WHAT TO WORK ON – Tally the lines with the word "Relation" and report the number alone.

DATASET CONTENT –
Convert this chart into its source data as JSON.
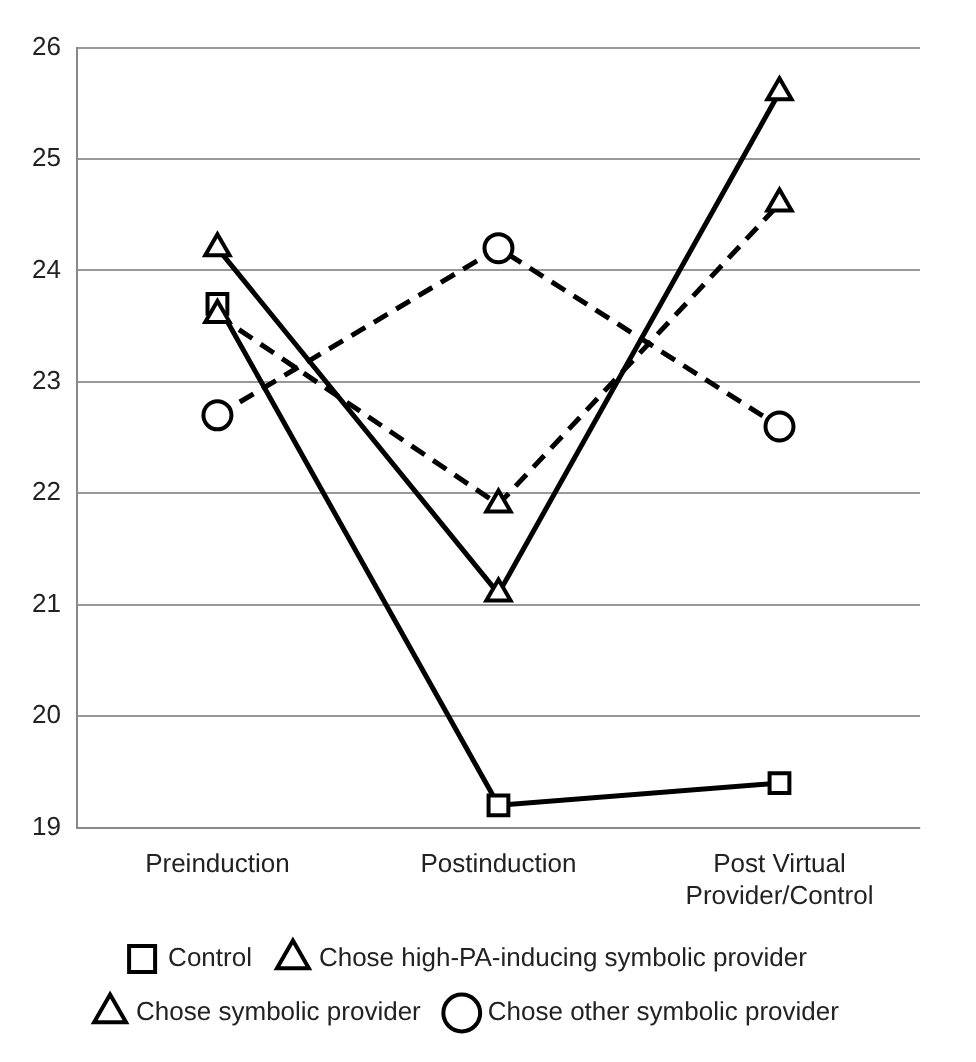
{
  "chart_data": {
    "type": "line",
    "categories": [
      "Preinduction",
      "Postinduction",
      "Post Virtual Provider/Control"
    ],
    "ylim": [
      19,
      26
    ],
    "yticks": [
      19,
      20,
      21,
      22,
      23,
      24,
      25,
      26
    ],
    "grid": "y",
    "legend": "bottom",
    "series": [
      {
        "name": "Control",
        "color": "#000000",
        "values": [
          23.7,
          19.2,
          19.4
        ],
        "marker": "square",
        "line_style": "solid"
      },
      {
        "name": "Chose high-PA-inducing symbolic provider",
        "color": "#000000",
        "values": [
          24.2,
          21.1,
          25.6
        ],
        "marker": "triangle",
        "line_style": "solid"
      },
      {
        "name": "Chose symbolic provider",
        "color": "#000000",
        "values": [
          23.6,
          21.9,
          24.6
        ],
        "marker": "triangle",
        "line_style": "dashed"
      },
      {
        "name": "Chose other symbolic provider",
        "color": "#000000",
        "values": [
          22.7,
          24.2,
          22.6
        ],
        "marker": "circle",
        "line_style": "dashed"
      }
    ]
  }
}
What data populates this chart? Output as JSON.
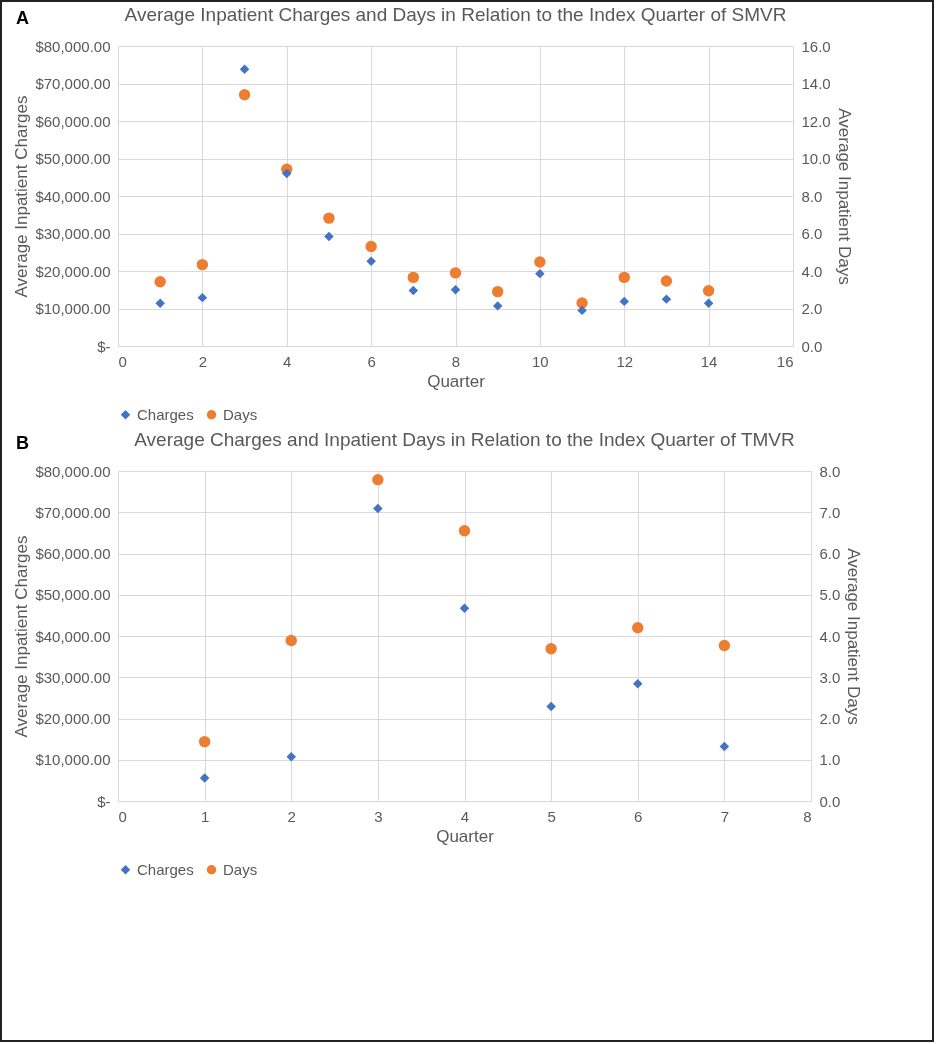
{
  "chart_data": [
    {
      "type": "scatter",
      "title": "Average Inpatient Charges and Days in Relation to the Index Quarter of SMVR",
      "xlabel": "Quarter",
      "ylabel": "Average Inpatient Charges",
      "y2label": "Average Inpatient Days",
      "annotations": [
        "A"
      ],
      "x": [
        1,
        2,
        3,
        4,
        5,
        6,
        7,
        8,
        9,
        10,
        11,
        12,
        13,
        14
      ],
      "series": [
        {
          "name": "Charges",
          "color": "#4472c4",
          "marker": "diamond",
          "values": [
            11400,
            12900,
            73800,
            46000,
            29200,
            22600,
            14800,
            15000,
            10700,
            19300,
            9500,
            11900,
            12500,
            11400
          ]
        },
        {
          "name": "Days",
          "color": "#ed7d31",
          "marker": "circle",
          "axis": "y2",
          "values": [
            3.43,
            4.34,
            13.4,
            9.43,
            6.82,
            5.31,
            3.66,
            3.9,
            2.9,
            4.48,
            2.29,
            3.66,
            3.47,
            2.95
          ]
        }
      ],
      "xlim": [
        0,
        16
      ],
      "xticks": [
        0,
        2,
        4,
        6,
        8,
        10,
        12,
        14,
        16
      ],
      "ylim": [
        0,
        80000
      ],
      "yticks": [
        {
          "value": 0,
          "label": "$-"
        },
        {
          "value": 10000,
          "label": "$10,000.00"
        },
        {
          "value": 20000,
          "label": "$20,000.00"
        },
        {
          "value": 30000,
          "label": "$30,000.00"
        },
        {
          "value": 40000,
          "label": "$40,000.00"
        },
        {
          "value": 50000,
          "label": "$50,000.00"
        },
        {
          "value": 60000,
          "label": "$60,000.00"
        },
        {
          "value": 70000,
          "label": "$70,000.00"
        },
        {
          "value": 80000,
          "label": "$80,000.00"
        }
      ],
      "y2lim": [
        0,
        16
      ],
      "y2ticks": [
        {
          "value": 0,
          "label": "0.0"
        },
        {
          "value": 2,
          "label": "2.0"
        },
        {
          "value": 4,
          "label": "4.0"
        },
        {
          "value": 6,
          "label": "6.0"
        },
        {
          "value": 8,
          "label": "8.0"
        },
        {
          "value": 10,
          "label": "10.0"
        },
        {
          "value": 12,
          "label": "12.0"
        },
        {
          "value": 14,
          "label": "14.0"
        },
        {
          "value": 16,
          "label": "16.0"
        }
      ],
      "grid": true,
      "legend": "bottom"
    },
    {
      "type": "scatter",
      "title": "Average Charges and Inpatient Days in Relation to the Index Quarter of TMVR",
      "xlabel": "Quarter",
      "ylabel": "Average Inpatient Charges",
      "y2label": "Average Inpatient Days",
      "annotations": [
        "B"
      ],
      "x": [
        1,
        2,
        3,
        4,
        5,
        6,
        7
      ],
      "series": [
        {
          "name": "Charges",
          "color": "#4472c4",
          "marker": "diamond",
          "values": [
            5600,
            10700,
            70900,
            46700,
            22900,
            28400,
            13200
          ]
        },
        {
          "name": "Days",
          "color": "#ed7d31",
          "marker": "circle",
          "axis": "y2",
          "values": [
            1.44,
            3.89,
            7.79,
            6.55,
            3.69,
            4.2,
            3.77
          ]
        }
      ],
      "xlim": [
        0,
        8
      ],
      "xticks": [
        0,
        1,
        2,
        3,
        4,
        5,
        6,
        7,
        8
      ],
      "ylim": [
        0,
        80000
      ],
      "yticks": [
        {
          "value": 0,
          "label": "$-"
        },
        {
          "value": 10000,
          "label": "$10,000.00"
        },
        {
          "value": 20000,
          "label": "$20,000.00"
        },
        {
          "value": 30000,
          "label": "$30,000.00"
        },
        {
          "value": 40000,
          "label": "$40,000.00"
        },
        {
          "value": 50000,
          "label": "$50,000.00"
        },
        {
          "value": 60000,
          "label": "$60,000.00"
        },
        {
          "value": 70000,
          "label": "$70,000.00"
        },
        {
          "value": 80000,
          "label": "$80,000.00"
        }
      ],
      "y2lim": [
        0,
        8
      ],
      "y2ticks": [
        {
          "value": 0,
          "label": "0.0"
        },
        {
          "value": 1,
          "label": "1.0"
        },
        {
          "value": 2,
          "label": "2.0"
        },
        {
          "value": 3,
          "label": "3.0"
        },
        {
          "value": 4,
          "label": "4.0"
        },
        {
          "value": 5,
          "label": "5.0"
        },
        {
          "value": 6,
          "label": "6.0"
        },
        {
          "value": 7,
          "label": "7.0"
        },
        {
          "value": 8,
          "label": "8.0"
        }
      ],
      "grid": true,
      "legend": "bottom"
    }
  ]
}
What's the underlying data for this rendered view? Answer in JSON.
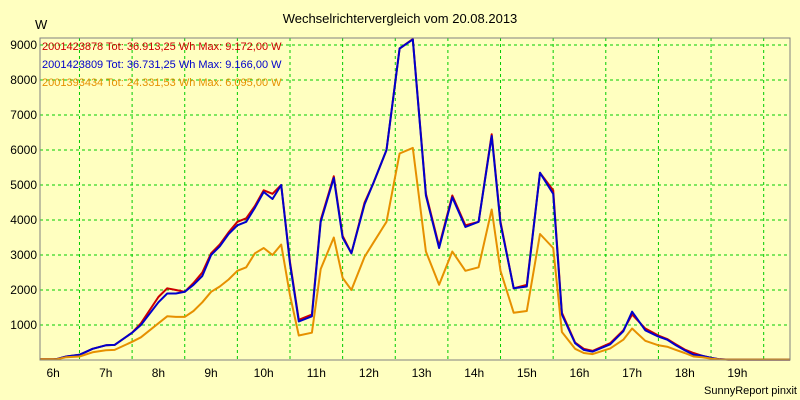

OUTPUT OF THE TASK – 2